==== Dataset excerpts
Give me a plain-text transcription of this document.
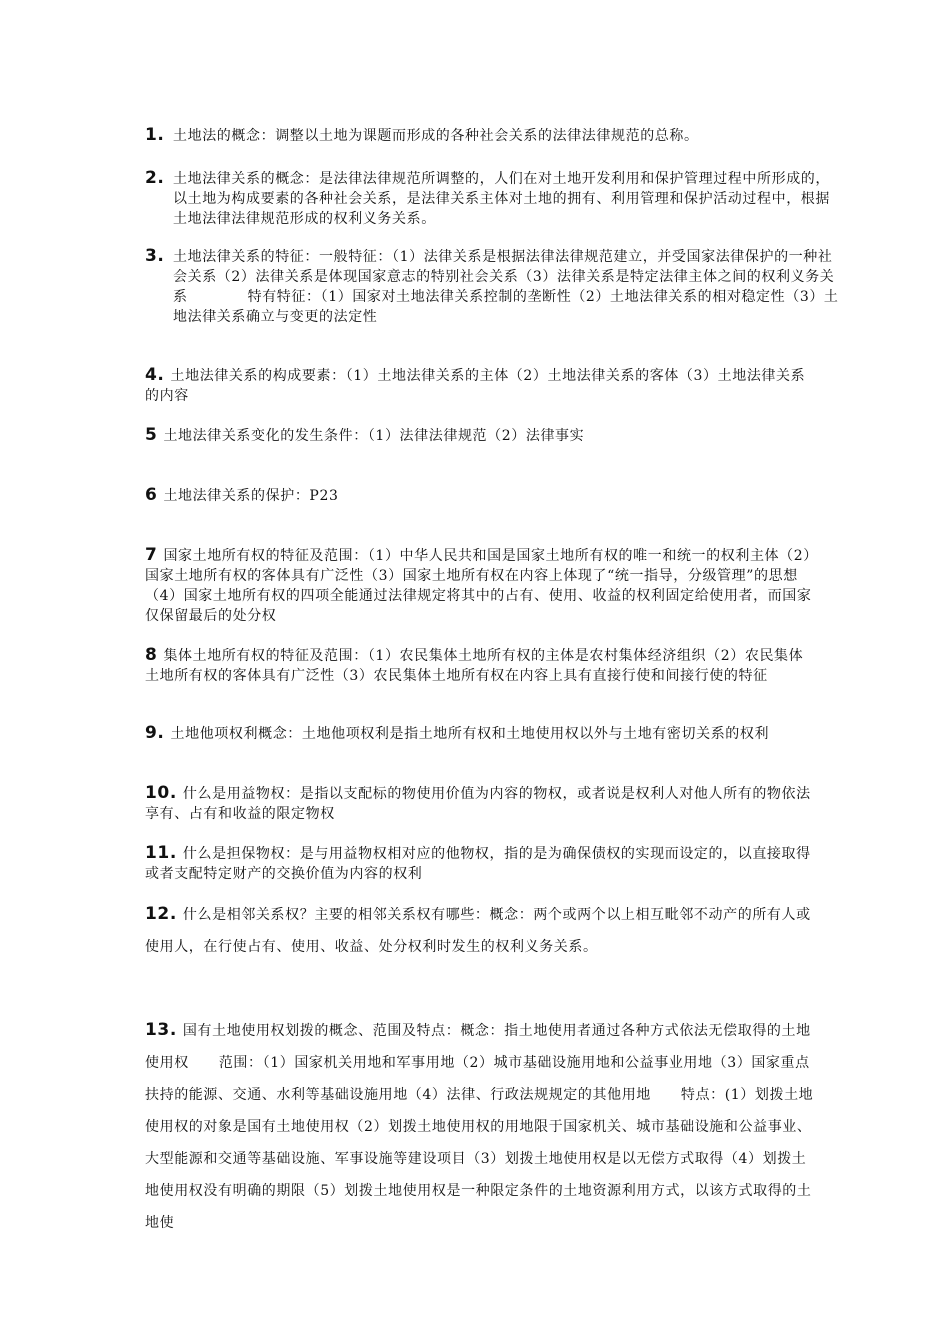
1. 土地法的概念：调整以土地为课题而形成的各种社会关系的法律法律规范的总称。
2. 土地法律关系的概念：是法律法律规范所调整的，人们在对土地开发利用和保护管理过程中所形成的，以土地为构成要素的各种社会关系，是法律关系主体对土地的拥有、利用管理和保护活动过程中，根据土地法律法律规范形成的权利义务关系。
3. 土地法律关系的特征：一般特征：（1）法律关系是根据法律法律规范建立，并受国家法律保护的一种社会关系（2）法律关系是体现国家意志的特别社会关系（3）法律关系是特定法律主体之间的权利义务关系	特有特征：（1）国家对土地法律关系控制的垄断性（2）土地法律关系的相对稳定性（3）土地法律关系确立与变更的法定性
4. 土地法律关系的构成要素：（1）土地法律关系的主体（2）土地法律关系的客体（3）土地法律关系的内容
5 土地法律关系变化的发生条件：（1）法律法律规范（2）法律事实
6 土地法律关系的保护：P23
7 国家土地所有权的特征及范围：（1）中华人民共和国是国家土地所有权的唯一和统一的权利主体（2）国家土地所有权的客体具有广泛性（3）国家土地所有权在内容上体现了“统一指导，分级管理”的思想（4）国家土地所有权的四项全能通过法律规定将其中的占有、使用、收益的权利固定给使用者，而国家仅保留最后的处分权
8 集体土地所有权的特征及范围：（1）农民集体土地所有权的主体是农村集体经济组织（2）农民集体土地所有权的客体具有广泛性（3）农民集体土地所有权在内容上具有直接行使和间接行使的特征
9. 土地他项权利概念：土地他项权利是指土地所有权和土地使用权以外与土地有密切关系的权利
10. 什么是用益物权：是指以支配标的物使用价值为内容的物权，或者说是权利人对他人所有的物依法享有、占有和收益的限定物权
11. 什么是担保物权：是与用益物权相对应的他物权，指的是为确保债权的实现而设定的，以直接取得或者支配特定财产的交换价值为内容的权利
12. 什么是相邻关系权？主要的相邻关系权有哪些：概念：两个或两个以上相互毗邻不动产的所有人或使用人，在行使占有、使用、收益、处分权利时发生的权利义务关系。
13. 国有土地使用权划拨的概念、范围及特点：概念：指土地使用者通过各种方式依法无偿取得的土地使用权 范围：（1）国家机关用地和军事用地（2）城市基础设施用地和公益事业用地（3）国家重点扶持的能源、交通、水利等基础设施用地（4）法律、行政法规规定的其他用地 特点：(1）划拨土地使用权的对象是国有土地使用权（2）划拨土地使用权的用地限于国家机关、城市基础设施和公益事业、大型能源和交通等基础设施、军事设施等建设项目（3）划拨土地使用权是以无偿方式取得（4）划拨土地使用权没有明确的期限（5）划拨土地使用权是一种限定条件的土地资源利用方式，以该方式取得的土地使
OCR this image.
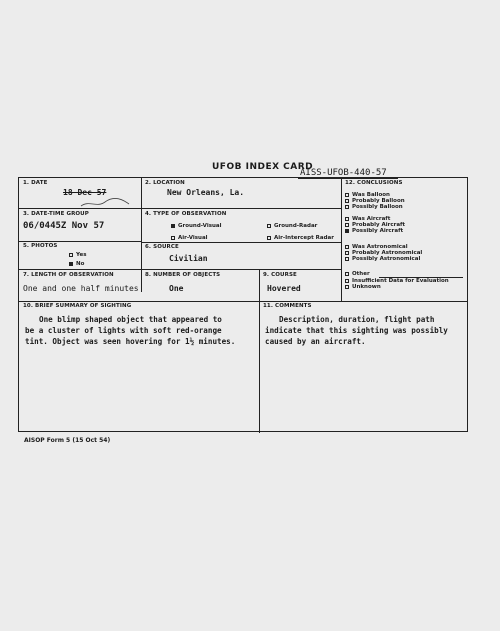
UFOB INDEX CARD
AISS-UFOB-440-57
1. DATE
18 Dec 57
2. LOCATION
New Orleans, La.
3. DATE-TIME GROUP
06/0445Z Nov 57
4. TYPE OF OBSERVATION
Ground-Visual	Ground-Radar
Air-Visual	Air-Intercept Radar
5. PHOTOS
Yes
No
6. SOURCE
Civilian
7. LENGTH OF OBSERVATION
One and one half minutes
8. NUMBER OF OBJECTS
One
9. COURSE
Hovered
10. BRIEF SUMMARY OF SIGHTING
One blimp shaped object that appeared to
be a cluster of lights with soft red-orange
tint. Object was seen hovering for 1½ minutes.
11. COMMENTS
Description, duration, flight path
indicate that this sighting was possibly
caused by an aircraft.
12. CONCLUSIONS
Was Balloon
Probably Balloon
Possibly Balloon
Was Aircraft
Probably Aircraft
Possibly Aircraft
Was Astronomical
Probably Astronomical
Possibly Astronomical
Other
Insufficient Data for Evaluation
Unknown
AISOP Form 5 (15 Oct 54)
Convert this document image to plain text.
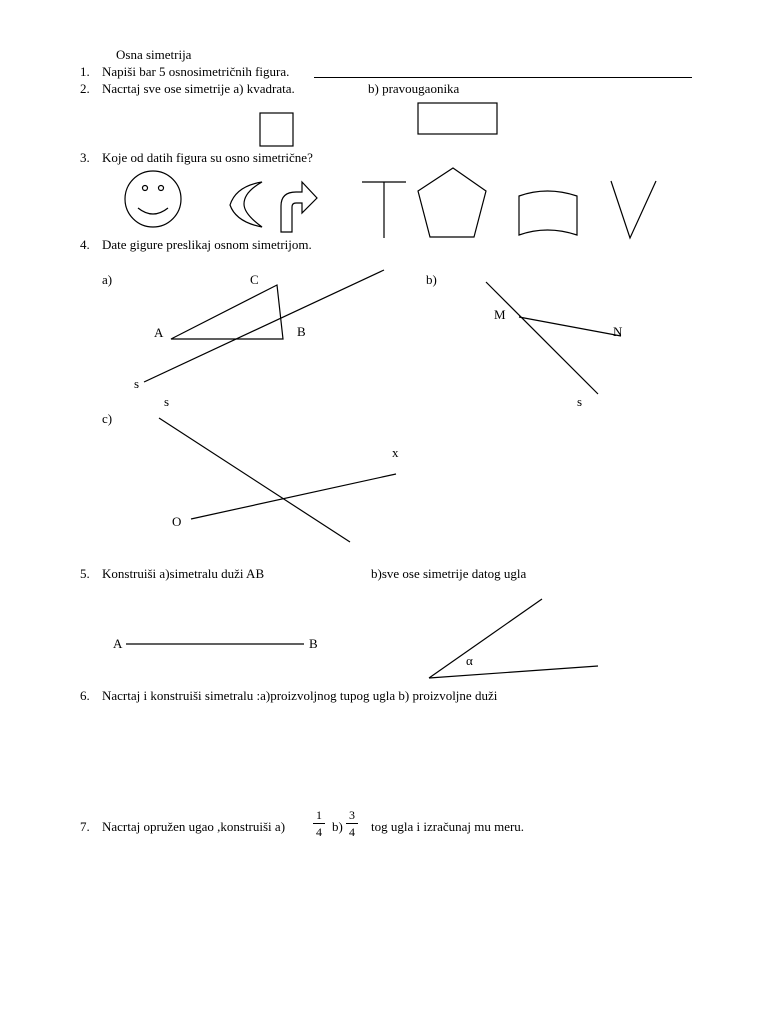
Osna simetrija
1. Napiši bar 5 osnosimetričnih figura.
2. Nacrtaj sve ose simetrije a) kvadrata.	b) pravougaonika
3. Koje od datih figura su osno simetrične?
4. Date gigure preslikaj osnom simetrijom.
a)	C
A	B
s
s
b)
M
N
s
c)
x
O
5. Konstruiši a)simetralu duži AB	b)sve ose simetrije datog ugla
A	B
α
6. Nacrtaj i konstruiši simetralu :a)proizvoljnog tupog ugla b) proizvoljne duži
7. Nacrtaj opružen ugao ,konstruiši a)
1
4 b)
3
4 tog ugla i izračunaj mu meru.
========
Given problem:
Search the listing for the string "Nacrtaj". Copy each line where it turns up.

Solution to this problem:
2. Nacrtaj sve ose simetrije a) kvadrata.	b) pravougaonika
6. Nacrtaj i konstruiši simetralu :a)proizvoljnog tupog ugla b) proizvoljne duži
7. Nacrtaj opružen ugao ,konstruiši a)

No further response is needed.